Excerpts from a figure dataset >>
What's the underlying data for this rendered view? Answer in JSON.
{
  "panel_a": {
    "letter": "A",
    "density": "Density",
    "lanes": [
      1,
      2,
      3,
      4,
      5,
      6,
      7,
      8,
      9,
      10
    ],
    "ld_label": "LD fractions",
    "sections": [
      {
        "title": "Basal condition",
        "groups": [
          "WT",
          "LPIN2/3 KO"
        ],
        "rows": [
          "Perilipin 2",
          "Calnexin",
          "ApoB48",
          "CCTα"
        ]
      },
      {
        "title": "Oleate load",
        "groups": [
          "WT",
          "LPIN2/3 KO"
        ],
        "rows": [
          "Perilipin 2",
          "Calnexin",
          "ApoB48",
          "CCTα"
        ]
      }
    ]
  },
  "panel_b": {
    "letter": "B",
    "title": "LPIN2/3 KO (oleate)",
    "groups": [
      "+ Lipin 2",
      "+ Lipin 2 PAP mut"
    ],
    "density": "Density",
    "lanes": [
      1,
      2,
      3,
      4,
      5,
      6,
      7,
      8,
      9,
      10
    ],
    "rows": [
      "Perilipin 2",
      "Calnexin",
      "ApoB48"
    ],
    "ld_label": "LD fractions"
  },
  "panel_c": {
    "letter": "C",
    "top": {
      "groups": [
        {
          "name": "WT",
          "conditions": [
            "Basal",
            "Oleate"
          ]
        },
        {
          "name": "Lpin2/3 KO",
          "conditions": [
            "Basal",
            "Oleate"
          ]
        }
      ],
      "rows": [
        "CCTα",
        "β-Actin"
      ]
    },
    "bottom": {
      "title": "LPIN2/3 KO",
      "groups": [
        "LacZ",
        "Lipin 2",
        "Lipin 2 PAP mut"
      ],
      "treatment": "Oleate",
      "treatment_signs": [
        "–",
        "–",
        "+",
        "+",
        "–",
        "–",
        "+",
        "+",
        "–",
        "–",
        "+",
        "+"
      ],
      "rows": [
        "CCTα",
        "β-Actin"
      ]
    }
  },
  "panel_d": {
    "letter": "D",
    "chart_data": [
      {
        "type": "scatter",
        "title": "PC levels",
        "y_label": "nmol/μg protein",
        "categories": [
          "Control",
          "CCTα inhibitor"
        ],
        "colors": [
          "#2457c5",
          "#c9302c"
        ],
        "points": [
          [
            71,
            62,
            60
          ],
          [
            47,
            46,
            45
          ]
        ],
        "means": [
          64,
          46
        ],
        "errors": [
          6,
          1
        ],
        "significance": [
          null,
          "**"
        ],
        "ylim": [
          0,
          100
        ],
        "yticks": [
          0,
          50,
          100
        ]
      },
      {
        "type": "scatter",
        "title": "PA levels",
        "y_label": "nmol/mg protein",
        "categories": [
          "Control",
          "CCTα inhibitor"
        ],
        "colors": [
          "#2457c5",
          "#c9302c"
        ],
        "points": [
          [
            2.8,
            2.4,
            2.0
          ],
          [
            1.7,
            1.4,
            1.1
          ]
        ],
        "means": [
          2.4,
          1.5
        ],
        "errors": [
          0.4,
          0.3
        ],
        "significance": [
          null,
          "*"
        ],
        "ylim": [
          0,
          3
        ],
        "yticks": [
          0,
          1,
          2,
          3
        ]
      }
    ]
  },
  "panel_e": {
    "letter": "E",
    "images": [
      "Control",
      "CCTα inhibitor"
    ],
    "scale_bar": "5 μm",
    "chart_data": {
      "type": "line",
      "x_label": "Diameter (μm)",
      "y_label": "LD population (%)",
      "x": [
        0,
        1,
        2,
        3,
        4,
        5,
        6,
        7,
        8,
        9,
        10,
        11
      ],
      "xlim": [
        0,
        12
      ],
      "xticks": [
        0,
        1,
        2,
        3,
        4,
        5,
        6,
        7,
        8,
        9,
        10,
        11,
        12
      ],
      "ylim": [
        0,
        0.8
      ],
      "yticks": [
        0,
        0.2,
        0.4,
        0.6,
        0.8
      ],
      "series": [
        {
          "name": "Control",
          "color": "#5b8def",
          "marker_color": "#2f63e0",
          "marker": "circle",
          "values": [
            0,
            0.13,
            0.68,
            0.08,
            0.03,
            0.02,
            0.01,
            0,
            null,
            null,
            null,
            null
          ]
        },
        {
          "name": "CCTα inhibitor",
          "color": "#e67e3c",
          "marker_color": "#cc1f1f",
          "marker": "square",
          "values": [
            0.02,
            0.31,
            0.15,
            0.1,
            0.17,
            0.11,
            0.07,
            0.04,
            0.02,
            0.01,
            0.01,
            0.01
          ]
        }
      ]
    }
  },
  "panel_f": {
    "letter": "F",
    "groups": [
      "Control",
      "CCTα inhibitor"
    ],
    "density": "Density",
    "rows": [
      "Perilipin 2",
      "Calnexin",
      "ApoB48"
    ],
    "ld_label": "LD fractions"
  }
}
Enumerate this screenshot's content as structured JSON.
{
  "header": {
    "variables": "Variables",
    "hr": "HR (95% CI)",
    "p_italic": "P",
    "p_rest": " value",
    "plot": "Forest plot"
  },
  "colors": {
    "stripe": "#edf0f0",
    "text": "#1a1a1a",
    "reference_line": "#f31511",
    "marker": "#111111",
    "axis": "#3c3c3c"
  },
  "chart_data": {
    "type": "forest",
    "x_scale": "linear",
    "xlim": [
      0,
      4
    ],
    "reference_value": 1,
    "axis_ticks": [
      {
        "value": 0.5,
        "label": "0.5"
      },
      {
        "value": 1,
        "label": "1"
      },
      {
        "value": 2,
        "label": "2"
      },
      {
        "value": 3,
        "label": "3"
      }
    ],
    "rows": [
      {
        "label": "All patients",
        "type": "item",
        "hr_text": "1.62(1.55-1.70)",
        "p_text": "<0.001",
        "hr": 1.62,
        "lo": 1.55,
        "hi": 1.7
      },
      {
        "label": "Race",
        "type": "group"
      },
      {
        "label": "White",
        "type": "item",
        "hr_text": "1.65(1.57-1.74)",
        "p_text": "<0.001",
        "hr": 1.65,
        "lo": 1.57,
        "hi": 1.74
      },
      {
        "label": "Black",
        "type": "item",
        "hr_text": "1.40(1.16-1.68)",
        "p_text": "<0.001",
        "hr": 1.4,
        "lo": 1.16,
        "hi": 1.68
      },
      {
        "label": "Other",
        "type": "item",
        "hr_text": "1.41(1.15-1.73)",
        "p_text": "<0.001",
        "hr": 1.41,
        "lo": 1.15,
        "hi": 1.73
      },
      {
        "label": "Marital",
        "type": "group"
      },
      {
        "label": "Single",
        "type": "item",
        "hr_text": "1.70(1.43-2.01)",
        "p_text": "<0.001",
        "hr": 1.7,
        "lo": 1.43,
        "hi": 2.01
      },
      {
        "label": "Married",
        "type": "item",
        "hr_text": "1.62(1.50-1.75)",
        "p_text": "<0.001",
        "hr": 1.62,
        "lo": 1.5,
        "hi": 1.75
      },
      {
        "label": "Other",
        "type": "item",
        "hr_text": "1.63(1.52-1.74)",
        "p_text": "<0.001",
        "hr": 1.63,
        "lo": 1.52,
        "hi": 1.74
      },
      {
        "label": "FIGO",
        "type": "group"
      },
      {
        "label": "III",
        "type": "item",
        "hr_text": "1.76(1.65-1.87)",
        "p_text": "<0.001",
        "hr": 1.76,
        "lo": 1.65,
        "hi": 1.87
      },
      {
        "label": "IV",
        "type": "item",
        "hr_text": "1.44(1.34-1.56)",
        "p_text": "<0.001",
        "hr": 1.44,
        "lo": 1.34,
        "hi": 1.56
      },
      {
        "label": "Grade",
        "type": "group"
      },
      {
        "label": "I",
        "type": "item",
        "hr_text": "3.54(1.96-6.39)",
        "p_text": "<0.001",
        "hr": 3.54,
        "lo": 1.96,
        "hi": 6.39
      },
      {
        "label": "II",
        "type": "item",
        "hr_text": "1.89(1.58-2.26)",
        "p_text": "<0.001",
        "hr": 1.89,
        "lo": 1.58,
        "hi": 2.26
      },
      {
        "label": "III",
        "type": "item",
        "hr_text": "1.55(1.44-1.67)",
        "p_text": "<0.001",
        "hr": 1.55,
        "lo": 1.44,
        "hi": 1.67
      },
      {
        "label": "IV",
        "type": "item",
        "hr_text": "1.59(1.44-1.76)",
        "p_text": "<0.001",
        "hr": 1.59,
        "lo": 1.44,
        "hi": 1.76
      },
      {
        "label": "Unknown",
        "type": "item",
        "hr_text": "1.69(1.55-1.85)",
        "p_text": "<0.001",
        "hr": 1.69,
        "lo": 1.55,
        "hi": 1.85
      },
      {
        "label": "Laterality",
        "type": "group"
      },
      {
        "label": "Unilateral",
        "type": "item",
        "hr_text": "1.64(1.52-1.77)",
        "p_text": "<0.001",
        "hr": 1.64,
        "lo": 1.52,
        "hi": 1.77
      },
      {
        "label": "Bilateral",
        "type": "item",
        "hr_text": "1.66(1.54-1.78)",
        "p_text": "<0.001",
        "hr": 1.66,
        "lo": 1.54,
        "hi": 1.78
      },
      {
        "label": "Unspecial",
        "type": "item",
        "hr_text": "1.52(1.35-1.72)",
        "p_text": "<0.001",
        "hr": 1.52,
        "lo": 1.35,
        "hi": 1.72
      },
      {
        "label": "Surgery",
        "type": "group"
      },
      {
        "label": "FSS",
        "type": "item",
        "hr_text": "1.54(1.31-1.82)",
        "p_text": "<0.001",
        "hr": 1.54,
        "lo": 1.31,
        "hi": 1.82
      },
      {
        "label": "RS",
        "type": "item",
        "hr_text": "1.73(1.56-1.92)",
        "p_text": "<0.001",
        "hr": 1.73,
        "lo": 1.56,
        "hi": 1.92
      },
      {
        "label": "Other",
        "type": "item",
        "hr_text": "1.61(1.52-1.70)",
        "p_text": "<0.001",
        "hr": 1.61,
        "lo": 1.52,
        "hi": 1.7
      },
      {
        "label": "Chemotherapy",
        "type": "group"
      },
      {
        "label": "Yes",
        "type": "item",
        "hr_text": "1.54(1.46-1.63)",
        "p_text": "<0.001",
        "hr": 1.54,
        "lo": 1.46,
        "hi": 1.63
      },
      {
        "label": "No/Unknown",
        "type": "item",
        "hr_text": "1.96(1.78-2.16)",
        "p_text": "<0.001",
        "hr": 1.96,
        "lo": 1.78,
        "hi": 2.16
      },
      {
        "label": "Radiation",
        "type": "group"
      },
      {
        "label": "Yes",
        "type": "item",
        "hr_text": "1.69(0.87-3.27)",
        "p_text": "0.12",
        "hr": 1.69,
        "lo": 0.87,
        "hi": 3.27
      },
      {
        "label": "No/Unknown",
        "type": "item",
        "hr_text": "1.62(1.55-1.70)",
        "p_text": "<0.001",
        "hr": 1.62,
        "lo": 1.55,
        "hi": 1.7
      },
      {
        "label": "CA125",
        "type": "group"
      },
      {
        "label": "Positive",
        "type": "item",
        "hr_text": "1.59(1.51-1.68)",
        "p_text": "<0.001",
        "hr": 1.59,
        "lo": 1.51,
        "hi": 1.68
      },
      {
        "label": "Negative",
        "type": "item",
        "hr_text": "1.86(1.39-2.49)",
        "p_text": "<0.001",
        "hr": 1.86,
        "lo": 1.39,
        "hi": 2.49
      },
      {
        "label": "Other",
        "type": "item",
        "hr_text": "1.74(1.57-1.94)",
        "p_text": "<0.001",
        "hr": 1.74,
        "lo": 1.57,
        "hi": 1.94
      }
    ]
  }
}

WORK ITEM >> From the records above, pull every line that carries the word "this".

RESPONSE AREA >>
What's the underlying data for this rendered view? Answer in JSON.
Enumerate this screenshot's content as structured JSON.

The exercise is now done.